◆ Source data ◆
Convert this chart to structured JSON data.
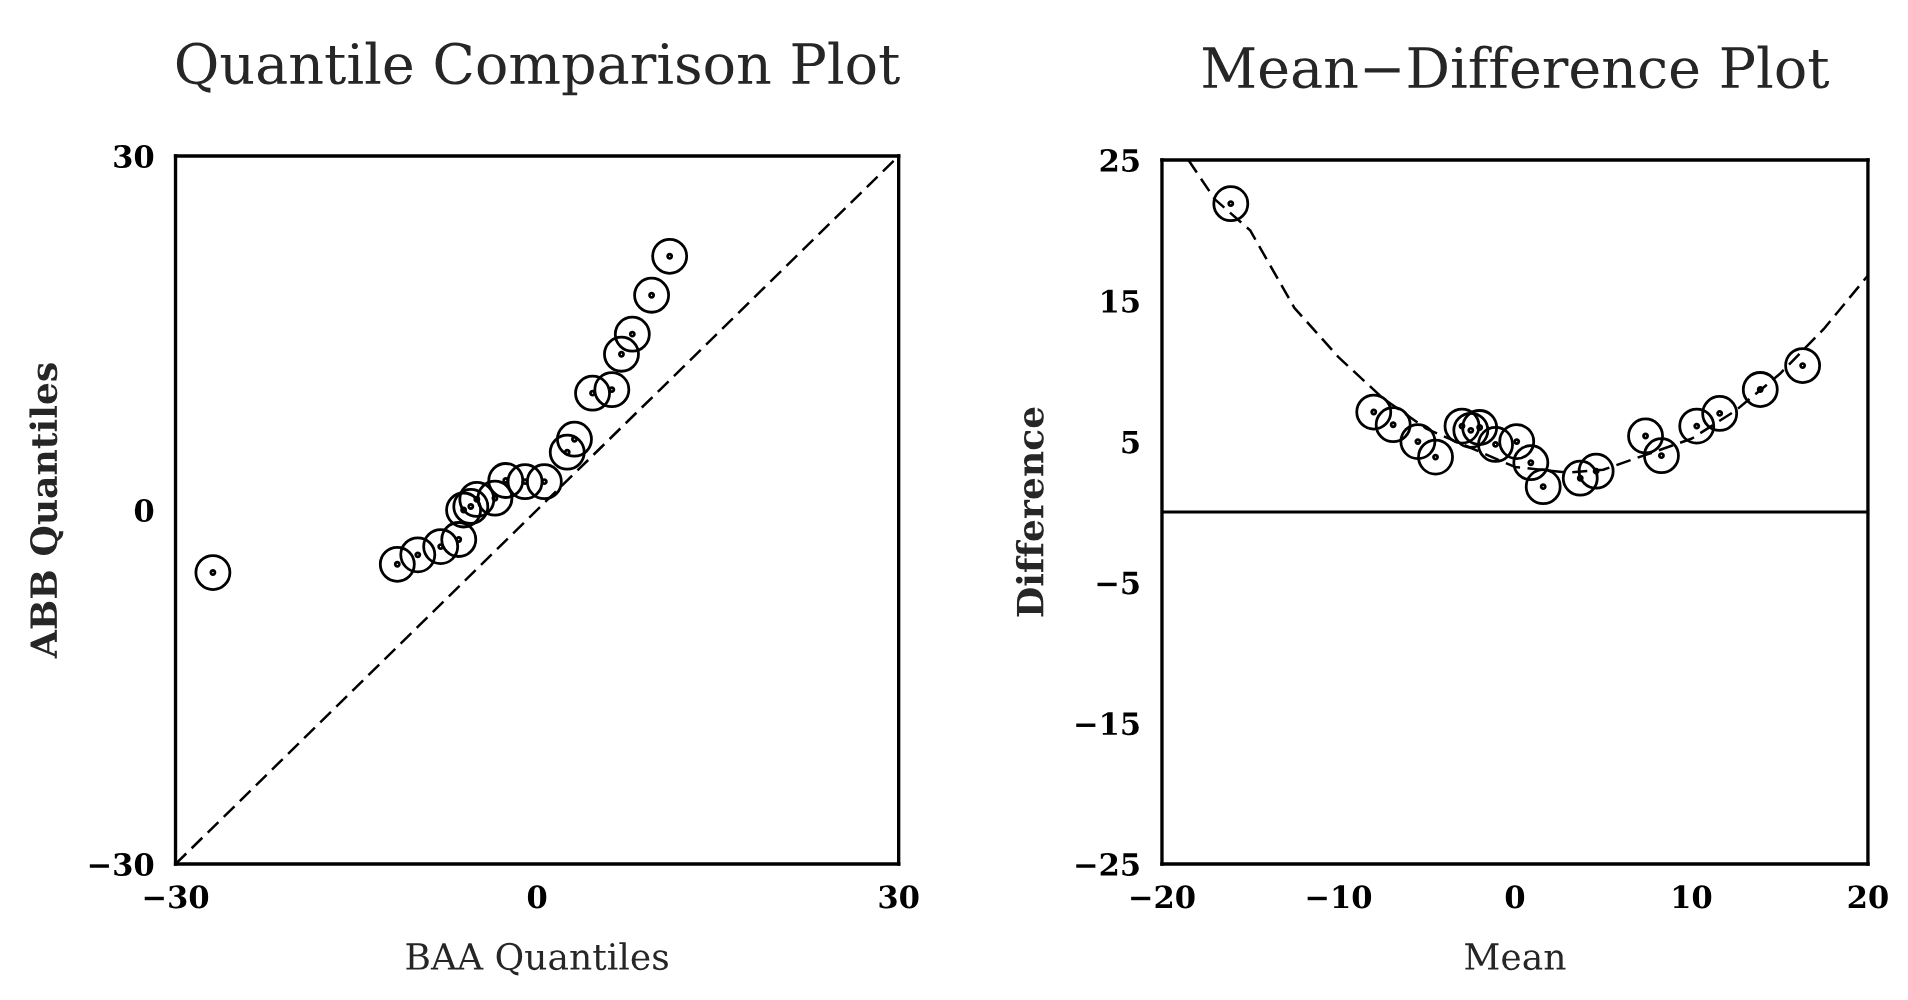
{
  "chart_data": [
    {
      "type": "scatter",
      "title": "Quantile Comparison Plot",
      "xlabel": "BAA Quantiles",
      "ylabel": "ABB Quantiles",
      "xlim": [
        -30,
        30
      ],
      "ylim": [
        -30,
        30
      ],
      "xticks": [
        -30,
        0,
        30
      ],
      "yticks": [
        -30,
        0,
        30
      ],
      "grid": false,
      "series": [
        {
          "marker": "circle",
          "color": "#000000",
          "x": [
            -26.9,
            -11.6,
            -9.9,
            -8.0,
            -6.5,
            -6.1,
            -5.5,
            -5.0,
            -3.5,
            -2.6,
            -1.0,
            0.6,
            2.5,
            3.1,
            4.6,
            6.2,
            7.0,
            7.9,
            9.5,
            11.0
          ],
          "values": [
            -5.3,
            -4.6,
            -3.8,
            -3.1,
            -2.5,
            0.0,
            0.3,
            0.9,
            1.0,
            2.5,
            2.4,
            2.4,
            4.9,
            6.0,
            9.9,
            10.2,
            13.2,
            14.9,
            18.2,
            21.5
          ]
        },
        {
          "type": "line",
          "color": "#000000",
          "line_style": "dashed",
          "x": [
            -30,
            30
          ],
          "values": [
            -30,
            30
          ]
        }
      ]
    },
    {
      "type": "scatter",
      "title": "Mean−Difference Plot",
      "xlabel": "Mean",
      "ylabel": "Difference",
      "xlim": [
        -20,
        20
      ],
      "ylim": [
        -25,
        25
      ],
      "xticks": [
        -20,
        -10,
        0,
        10,
        20
      ],
      "yticks": [
        -25,
        -15,
        -5,
        5,
        15,
        25
      ],
      "grid": false,
      "series": [
        {
          "marker": "circle",
          "color": "#000000",
          "x": [
            -16.1,
            -8.0,
            -6.9,
            -5.5,
            -4.5,
            -3.0,
            -2.5,
            -2.0,
            -1.1,
            0.1,
            0.9,
            1.6,
            3.7,
            4.6,
            7.4,
            8.3,
            10.3,
            11.6,
            13.9,
            16.3
          ],
          "values": [
            21.9,
            7.1,
            6.2,
            5.0,
            3.9,
            6.1,
            5.8,
            6.0,
            4.8,
            5.0,
            3.5,
            1.8,
            2.4,
            2.9,
            5.4,
            4.0,
            6.1,
            7.0,
            8.7,
            10.4
          ]
        },
        {
          "type": "line",
          "color": "#000000",
          "line_style": "dashed",
          "x": [
            -18.5,
            -17,
            -15,
            -12.5,
            -10,
            -7.5,
            -5,
            0,
            3,
            5,
            10,
            12.5,
            15,
            17.5,
            20
          ],
          "values": [
            25,
            22.2,
            20,
            14.5,
            11,
            8.1,
            5.9,
            3.2,
            2.8,
            3,
            5.2,
            7.2,
            9.8,
            13,
            16.8
          ]
        }
      ],
      "ref_lines": [
        {
          "axis": "y",
          "value": 0,
          "color": "#000000",
          "line_style": "solid"
        }
      ]
    }
  ]
}
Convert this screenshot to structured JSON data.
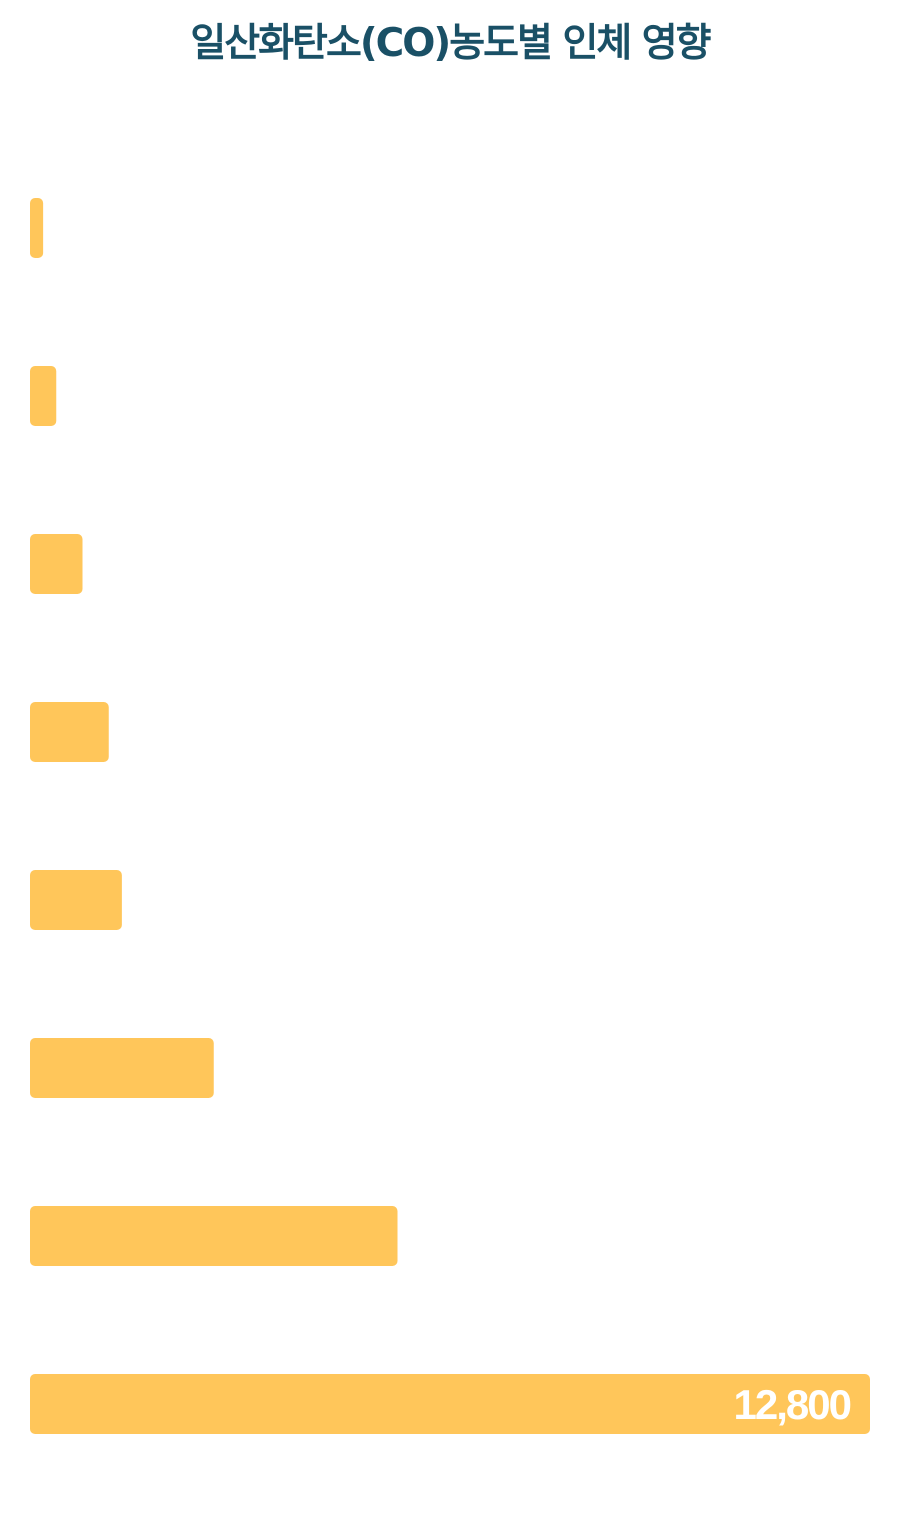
{
  "chart_data": {
    "type": "bar",
    "orientation": "horizontal",
    "title": "일산화탄소(CO)농도별 인체 영향",
    "values": [
      200,
      400,
      800,
      1200,
      1400,
      2800,
      5600,
      12800
    ],
    "data_labels": [
      "",
      "",
      "",
      "",
      "",
      "",
      "",
      "12,800"
    ],
    "xlim": [
      0,
      12800
    ],
    "grid": false,
    "legend": "none"
  },
  "colors": {
    "bar": "#ffc65a",
    "title": "#1a5066",
    "value_label": "#ffffff"
  }
}
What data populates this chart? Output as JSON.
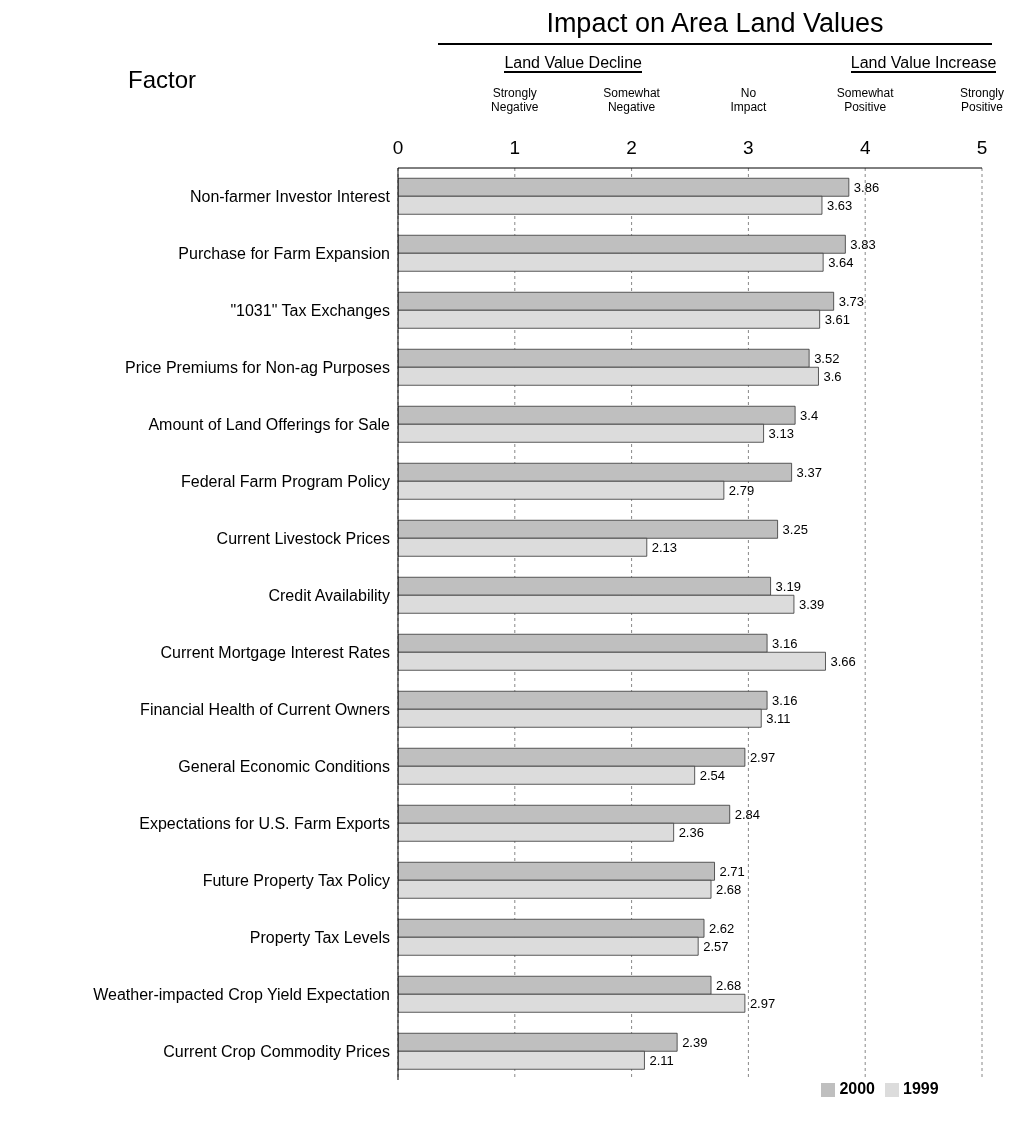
{
  "chart_data": {
    "type": "bar",
    "orientation": "horizontal",
    "title": "Impact on Area Land Values",
    "ylabel": "Factor",
    "annotations": [
      "Land Value Decline",
      "Land Value Increase",
      "Strongly Negative",
      "Somewhat Negative",
      "No Impact",
      "Somewhat Positive",
      "Strongly Positive"
    ],
    "categories": [
      "Non-farmer Investor Interest",
      "Purchase for Farm Expansion",
      "\"1031\" Tax Exchanges",
      "Price Premiums for Non-ag Purposes",
      "Amount of Land Offerings for Sale",
      "Federal Farm Program Policy",
      "Current Livestock Prices",
      "Credit Availability",
      "Current Mortgage Interest Rates",
      "Financial Health of Current Owners",
      "General Economic Conditions",
      "Expectations for U.S. Farm Exports",
      "Future Property Tax Policy",
      "Property Tax Levels",
      "Weather-impacted Crop Yield Expectation",
      "Current Crop Commodity Prices"
    ],
    "series": [
      {
        "name": "2000",
        "color": "#bfbfbf",
        "values": [
          3.86,
          3.83,
          3.73,
          3.52,
          3.4,
          3.37,
          3.25,
          3.19,
          3.16,
          3.16,
          2.97,
          2.84,
          2.71,
          2.62,
          2.68,
          2.39
        ]
      },
      {
        "name": "1999",
        "color": "#dcdcdc",
        "values": [
          3.63,
          3.64,
          3.61,
          3.6,
          3.13,
          2.79,
          2.13,
          3.39,
          3.66,
          3.11,
          2.54,
          2.36,
          2.68,
          2.57,
          2.97,
          2.11
        ]
      }
    ],
    "xlim": [
      0,
      5
    ],
    "xticks": [
      0,
      1,
      2,
      3,
      4,
      5
    ],
    "grid": "x",
    "legend": "bottom",
    "data_labels": true
  }
}
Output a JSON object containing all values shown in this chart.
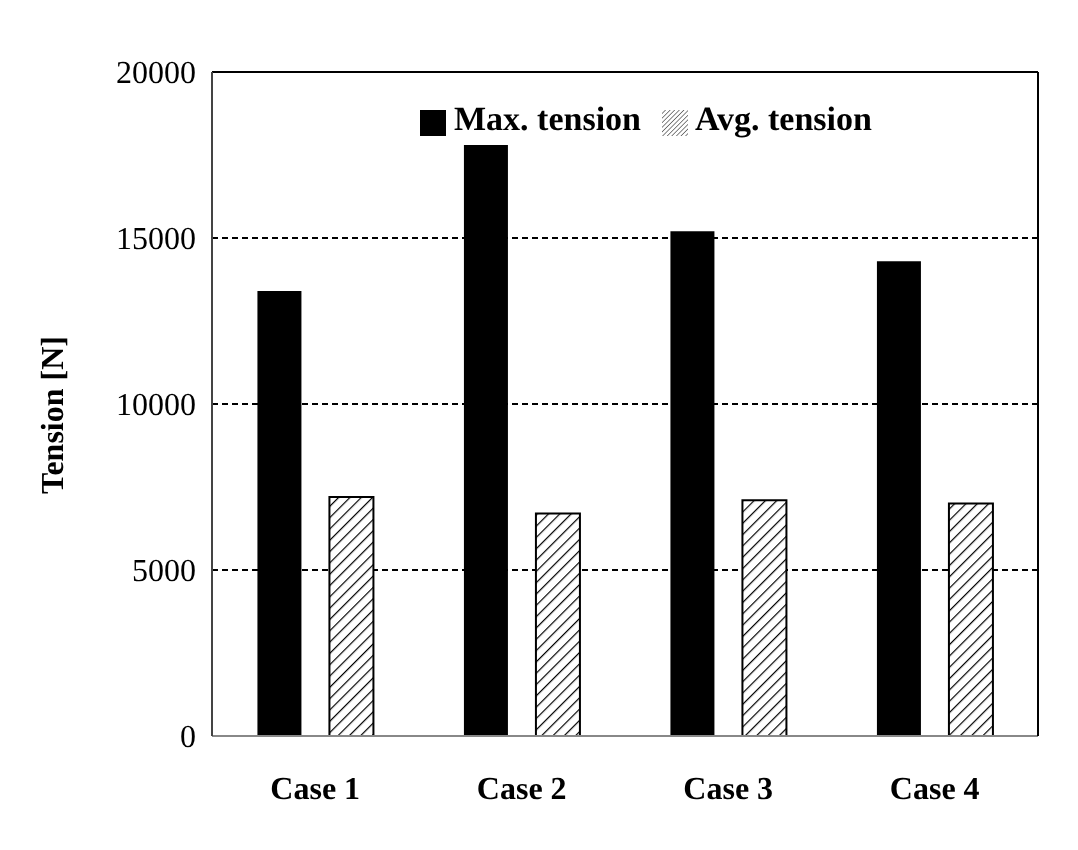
{
  "chart_data": {
    "type": "bar",
    "ylabel": "Tension [N]",
    "categories": [
      "Case 1",
      "Case 2",
      "Case 3",
      "Case 4"
    ],
    "series": [
      {
        "name": "Max. tension",
        "color": "#000000",
        "values": [
          13400,
          17800,
          15200,
          14300
        ]
      },
      {
        "name": "Avg. tension",
        "color": "#000000",
        "values": [
          7200,
          6700,
          7100,
          7000
        ]
      }
    ],
    "ylim": [
      0,
      20000
    ],
    "yticks": [
      0,
      5000,
      10000,
      15000,
      20000
    ],
    "grid": "y",
    "legend": "top"
  }
}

◆ Instructions to follow ◆
Output the lines above in full and exactly as given, omitting any pictures.

◆ Reply to the task ◆
Convert this chart to structured JSON data.
{
  "chart_data": [
    {
      "type": "scatter",
      "title": "Quantile Comparison Plot",
      "xlabel": "BAA Quantiles",
      "ylabel": "ABB Quantiles",
      "xlim": [
        -30,
        30
      ],
      "ylim": [
        -30,
        30
      ],
      "xticks": [
        -30,
        0,
        30
      ],
      "yticks": [
        -30,
        0,
        30
      ],
      "grid": false,
      "series": [
        {
          "marker": "circle",
          "color": "#000000",
          "x": [
            -26.9,
            -11.6,
            -9.9,
            -8.0,
            -6.5,
            -6.1,
            -5.5,
            -5.0,
            -3.5,
            -2.6,
            -1.0,
            0.6,
            2.5,
            3.1,
            4.6,
            6.2,
            7.0,
            7.9,
            9.5,
            11.0
          ],
          "values": [
            -5.3,
            -4.6,
            -3.8,
            -3.1,
            -2.5,
            0.0,
            0.3,
            0.9,
            1.0,
            2.5,
            2.4,
            2.4,
            4.9,
            6.0,
            9.9,
            10.2,
            13.2,
            14.9,
            18.2,
            21.5
          ]
        },
        {
          "type": "line",
          "color": "#000000",
          "line_style": "dashed",
          "x": [
            -30,
            30
          ],
          "values": [
            -30,
            30
          ]
        }
      ]
    },
    {
      "type": "scatter",
      "title": "Mean−Difference Plot",
      "xlabel": "Mean",
      "ylabel": "Difference",
      "xlim": [
        -20,
        20
      ],
      "ylim": [
        -25,
        25
      ],
      "xticks": [
        -20,
        -10,
        0,
        10,
        20
      ],
      "yticks": [
        -25,
        -15,
        -5,
        5,
        15,
        25
      ],
      "grid": false,
      "series": [
        {
          "marker": "circle",
          "color": "#000000",
          "x": [
            -16.1,
            -8.0,
            -6.9,
            -5.5,
            -4.5,
            -3.0,
            -2.5,
            -2.0,
            -1.1,
            0.1,
            0.9,
            1.6,
            3.7,
            4.6,
            7.4,
            8.3,
            10.3,
            11.6,
            13.9,
            16.3
          ],
          "values": [
            21.9,
            7.1,
            6.2,
            5.0,
            3.9,
            6.1,
            5.8,
            6.0,
            4.8,
            5.0,
            3.5,
            1.8,
            2.4,
            2.9,
            5.4,
            4.0,
            6.1,
            7.0,
            8.7,
            10.4
          ]
        },
        {
          "type": "line",
          "color": "#000000",
          "line_style": "dashed",
          "x": [
            -18.5,
            -17,
            -15,
            -12.5,
            -10,
            -7.5,
            -5,
            0,
            3,
            5,
            10,
            12.5,
            15,
            17.5,
            20
          ],
          "values": [
            25,
            22.2,
            20,
            14.5,
            11,
            8.1,
            5.9,
            3.2,
            2.8,
            3,
            5.2,
            7.2,
            9.8,
            13,
            16.8
          ]
        }
      ],
      "ref_lines": [
        {
          "axis": "y",
          "value": 0,
          "color": "#000000",
          "line_style": "solid"
        }
      ]
    }
  ]
}
Convert this screenshot to structured JSON data.
{
  "chart_data": {
    "type": "bar",
    "orientation": "horizontal",
    "title": "일산화탄소(CO)농도별 인체 영향",
    "values": [
      200,
      400,
      800,
      1200,
      1400,
      2800,
      5600,
      12800
    ],
    "data_labels": [
      "",
      "",
      "",
      "",
      "",
      "",
      "",
      "12,800"
    ],
    "xlim": [
      0,
      12800
    ],
    "grid": false,
    "legend": "none"
  },
  "colors": {
    "bar": "#ffc65a",
    "title": "#1a5066",
    "value_label": "#ffffff"
  }
}
What data populates this chart? Output as JSON.
{
  "chart_data": {
    "type": "bar",
    "orientation": "horizontal",
    "title": "Impact on Area Land Values",
    "ylabel": "Factor",
    "annotations": [
      "Land Value Decline",
      "Land Value Increase",
      "Strongly Negative",
      "Somewhat Negative",
      "No Impact",
      "Somewhat Positive",
      "Strongly Positive"
    ],
    "categories": [
      "Non-farmer Investor Interest",
      "Purchase for Farm Expansion",
      "\"1031\" Tax Exchanges",
      "Price Premiums for Non-ag Purposes",
      "Amount of Land Offerings for Sale",
      "Federal Farm Program Policy",
      "Current Livestock Prices",
      "Credit Availability",
      "Current Mortgage Interest Rates",
      "Financial Health of Current Owners",
      "General Economic Conditions",
      "Expectations for U.S. Farm Exports",
      "Future Property Tax Policy",
      "Property Tax Levels",
      "Weather-impacted Crop Yield Expectation",
      "Current Crop Commodity Prices"
    ],
    "series": [
      {
        "name": "2000",
        "color": "#bfbfbf",
        "values": [
          3.86,
          3.83,
          3.73,
          3.52,
          3.4,
          3.37,
          3.25,
          3.19,
          3.16,
          3.16,
          2.97,
          2.84,
          2.71,
          2.62,
          2.68,
          2.39
        ]
      },
      {
        "name": "1999",
        "color": "#dcdcdc",
        "values": [
          3.63,
          3.64,
          3.61,
          3.6,
          3.13,
          2.79,
          2.13,
          3.39,
          3.66,
          3.11,
          2.54,
          2.36,
          2.68,
          2.57,
          2.97,
          2.11
        ]
      }
    ],
    "xlim": [
      0,
      5
    ],
    "xticks": [
      0,
      1,
      2,
      3,
      4,
      5
    ],
    "grid": "x",
    "legend": "bottom",
    "data_labels": true
  }
}
Output a JSON object containing all values shown in this chart.
{
  "chart_data": {
    "type": "bar",
    "ylabel": "Tension [N]",
    "categories": [
      "Case 1",
      "Case 2",
      "Case 3",
      "Case 4"
    ],
    "series": [
      {
        "name": "Max. tension",
        "color": "#000000",
        "values": [
          13400,
          17800,
          15200,
          14300
        ]
      },
      {
        "name": "Avg. tension",
        "color": "#000000",
        "values": [
          7200,
          6700,
          7100,
          7000
        ]
      }
    ],
    "ylim": [
      0,
      20000
    ],
    "yticks": [
      0,
      5000,
      10000,
      15000,
      20000
    ],
    "grid": "y",
    "legend": "top"
  }
}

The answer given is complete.